┌──

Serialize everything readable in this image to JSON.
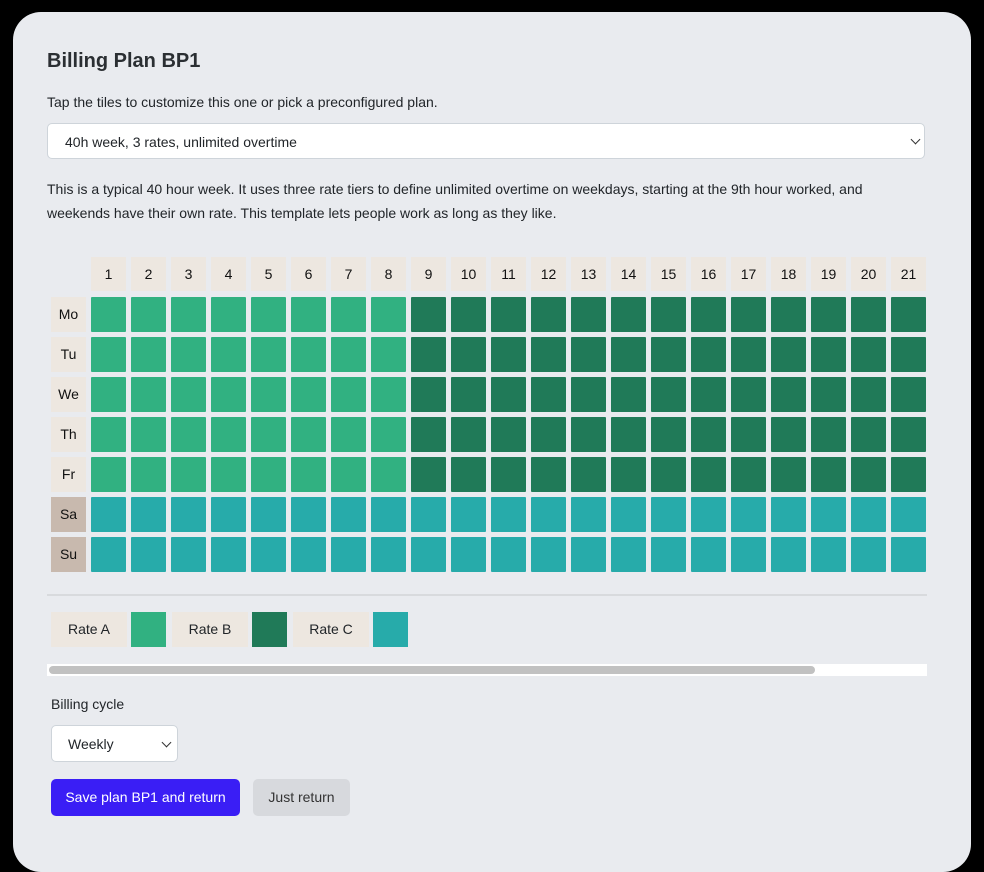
{
  "title": "Billing Plan BP1",
  "intro": "Tap the tiles to customize this one or pick a preconfigured plan.",
  "plan_select": {
    "value": "40h week, 3 rates, unlimited overtime"
  },
  "description": "This is a typical 40 hour week. It uses three rate tiers to define unlimited overtime on weekdays, starting at the 9th hour worked, and weekends have their own rate. This template lets people work as long as they like.",
  "grid": {
    "hours": [
      "1",
      "2",
      "3",
      "4",
      "5",
      "6",
      "7",
      "8",
      "9",
      "10",
      "11",
      "12",
      "13",
      "14",
      "15",
      "16",
      "17",
      "18",
      "19",
      "20",
      "21"
    ],
    "days": [
      {
        "label": "Mo",
        "weekend": false,
        "rates": [
          "A",
          "A",
          "A",
          "A",
          "A",
          "A",
          "A",
          "A",
          "B",
          "B",
          "B",
          "B",
          "B",
          "B",
          "B",
          "B",
          "B",
          "B",
          "B",
          "B",
          "B"
        ]
      },
      {
        "label": "Tu",
        "weekend": false,
        "rates": [
          "A",
          "A",
          "A",
          "A",
          "A",
          "A",
          "A",
          "A",
          "B",
          "B",
          "B",
          "B",
          "B",
          "B",
          "B",
          "B",
          "B",
          "B",
          "B",
          "B",
          "B"
        ]
      },
      {
        "label": "We",
        "weekend": false,
        "rates": [
          "A",
          "A",
          "A",
          "A",
          "A",
          "A",
          "A",
          "A",
          "B",
          "B",
          "B",
          "B",
          "B",
          "B",
          "B",
          "B",
          "B",
          "B",
          "B",
          "B",
          "B"
        ]
      },
      {
        "label": "Th",
        "weekend": false,
        "rates": [
          "A",
          "A",
          "A",
          "A",
          "A",
          "A",
          "A",
          "A",
          "B",
          "B",
          "B",
          "B",
          "B",
          "B",
          "B",
          "B",
          "B",
          "B",
          "B",
          "B",
          "B"
        ]
      },
      {
        "label": "Fr",
        "weekend": false,
        "rates": [
          "A",
          "A",
          "A",
          "A",
          "A",
          "A",
          "A",
          "A",
          "B",
          "B",
          "B",
          "B",
          "B",
          "B",
          "B",
          "B",
          "B",
          "B",
          "B",
          "B",
          "B"
        ]
      },
      {
        "label": "Sa",
        "weekend": true,
        "rates": [
          "C",
          "C",
          "C",
          "C",
          "C",
          "C",
          "C",
          "C",
          "C",
          "C",
          "C",
          "C",
          "C",
          "C",
          "C",
          "C",
          "C",
          "C",
          "C",
          "C",
          "C"
        ]
      },
      {
        "label": "Su",
        "weekend": true,
        "rates": [
          "C",
          "C",
          "C",
          "C",
          "C",
          "C",
          "C",
          "C",
          "C",
          "C",
          "C",
          "C",
          "C",
          "C",
          "C",
          "C",
          "C",
          "C",
          "C",
          "C",
          "C"
        ]
      }
    ]
  },
  "legend": [
    {
      "key": "A",
      "label": "Rate A",
      "color": "#31b181"
    },
    {
      "key": "B",
      "label": "Rate B",
      "color": "#207a58"
    },
    {
      "key": "C",
      "label": "Rate C",
      "color": "#27abaa"
    }
  ],
  "billing_cycle": {
    "label": "Billing cycle",
    "value": "Weekly"
  },
  "buttons": {
    "save": "Save plan BP1 and return",
    "back": "Just return"
  }
}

└──

▸ **What to produce**: The answer is the number of lines in the preceding material that hold "unlimited"; write that number and nothing else.

▸ **The completed task**: 2